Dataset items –
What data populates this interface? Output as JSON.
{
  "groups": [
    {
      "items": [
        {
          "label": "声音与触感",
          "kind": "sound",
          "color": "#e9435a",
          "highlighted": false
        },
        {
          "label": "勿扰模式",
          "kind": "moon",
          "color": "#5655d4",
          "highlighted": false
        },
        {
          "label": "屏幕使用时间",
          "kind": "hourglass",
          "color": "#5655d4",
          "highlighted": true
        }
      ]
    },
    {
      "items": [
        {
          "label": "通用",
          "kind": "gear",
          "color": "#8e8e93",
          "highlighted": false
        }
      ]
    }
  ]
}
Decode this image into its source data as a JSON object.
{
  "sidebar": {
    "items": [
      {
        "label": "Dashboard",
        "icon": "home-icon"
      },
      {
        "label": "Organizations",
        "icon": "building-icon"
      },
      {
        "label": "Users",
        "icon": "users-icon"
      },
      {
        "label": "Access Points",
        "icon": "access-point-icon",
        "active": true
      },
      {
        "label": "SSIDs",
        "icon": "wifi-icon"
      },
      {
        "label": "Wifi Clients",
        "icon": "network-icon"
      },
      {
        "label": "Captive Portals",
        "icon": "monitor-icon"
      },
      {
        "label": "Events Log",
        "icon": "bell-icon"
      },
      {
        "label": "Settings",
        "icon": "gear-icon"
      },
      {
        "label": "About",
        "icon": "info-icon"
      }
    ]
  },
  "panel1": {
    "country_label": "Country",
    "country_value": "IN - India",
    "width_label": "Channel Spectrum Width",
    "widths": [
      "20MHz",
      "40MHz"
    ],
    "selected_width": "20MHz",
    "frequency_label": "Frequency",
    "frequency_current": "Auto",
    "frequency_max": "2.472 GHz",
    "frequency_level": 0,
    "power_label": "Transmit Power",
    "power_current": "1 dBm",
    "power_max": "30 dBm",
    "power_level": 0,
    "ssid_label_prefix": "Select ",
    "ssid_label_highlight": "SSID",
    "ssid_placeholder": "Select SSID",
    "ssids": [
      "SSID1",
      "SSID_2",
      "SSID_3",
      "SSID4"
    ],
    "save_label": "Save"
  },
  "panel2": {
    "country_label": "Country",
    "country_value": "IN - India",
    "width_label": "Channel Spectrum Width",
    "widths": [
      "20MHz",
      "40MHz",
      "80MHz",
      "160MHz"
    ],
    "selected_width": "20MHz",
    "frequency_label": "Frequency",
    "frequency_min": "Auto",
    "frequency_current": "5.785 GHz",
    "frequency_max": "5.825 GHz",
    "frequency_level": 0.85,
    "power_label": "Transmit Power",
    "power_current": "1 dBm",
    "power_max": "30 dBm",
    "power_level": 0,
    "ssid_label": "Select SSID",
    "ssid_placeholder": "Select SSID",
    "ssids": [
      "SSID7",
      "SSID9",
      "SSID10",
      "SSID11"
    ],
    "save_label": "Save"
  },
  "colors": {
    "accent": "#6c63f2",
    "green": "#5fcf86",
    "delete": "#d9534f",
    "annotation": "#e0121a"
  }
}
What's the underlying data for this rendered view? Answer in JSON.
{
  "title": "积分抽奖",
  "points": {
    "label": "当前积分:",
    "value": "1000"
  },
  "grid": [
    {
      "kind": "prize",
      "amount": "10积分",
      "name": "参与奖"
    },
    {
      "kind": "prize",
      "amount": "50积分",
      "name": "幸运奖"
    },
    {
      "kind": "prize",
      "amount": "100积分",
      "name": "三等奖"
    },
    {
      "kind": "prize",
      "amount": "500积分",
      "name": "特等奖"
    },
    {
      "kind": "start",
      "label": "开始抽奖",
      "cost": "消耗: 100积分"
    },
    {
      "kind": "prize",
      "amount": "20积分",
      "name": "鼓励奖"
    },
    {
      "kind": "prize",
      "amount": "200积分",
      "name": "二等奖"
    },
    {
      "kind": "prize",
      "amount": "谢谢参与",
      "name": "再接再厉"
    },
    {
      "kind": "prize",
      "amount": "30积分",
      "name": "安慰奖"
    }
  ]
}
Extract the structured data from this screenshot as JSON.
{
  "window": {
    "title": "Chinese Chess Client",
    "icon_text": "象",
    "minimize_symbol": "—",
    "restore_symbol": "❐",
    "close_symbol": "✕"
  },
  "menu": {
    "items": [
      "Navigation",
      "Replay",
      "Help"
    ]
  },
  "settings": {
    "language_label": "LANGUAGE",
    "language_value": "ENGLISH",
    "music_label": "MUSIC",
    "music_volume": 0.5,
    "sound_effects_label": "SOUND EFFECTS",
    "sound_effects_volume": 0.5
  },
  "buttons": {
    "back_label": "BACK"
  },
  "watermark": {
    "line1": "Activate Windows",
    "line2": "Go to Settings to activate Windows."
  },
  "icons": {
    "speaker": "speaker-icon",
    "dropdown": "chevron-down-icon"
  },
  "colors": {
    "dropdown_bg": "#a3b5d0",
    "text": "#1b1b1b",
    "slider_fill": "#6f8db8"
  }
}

Prompt – Filter for "title". Return all lines that hold it.

Written solution –
  "title": "积分抽奖",
    "title": "Chinese Chess Client",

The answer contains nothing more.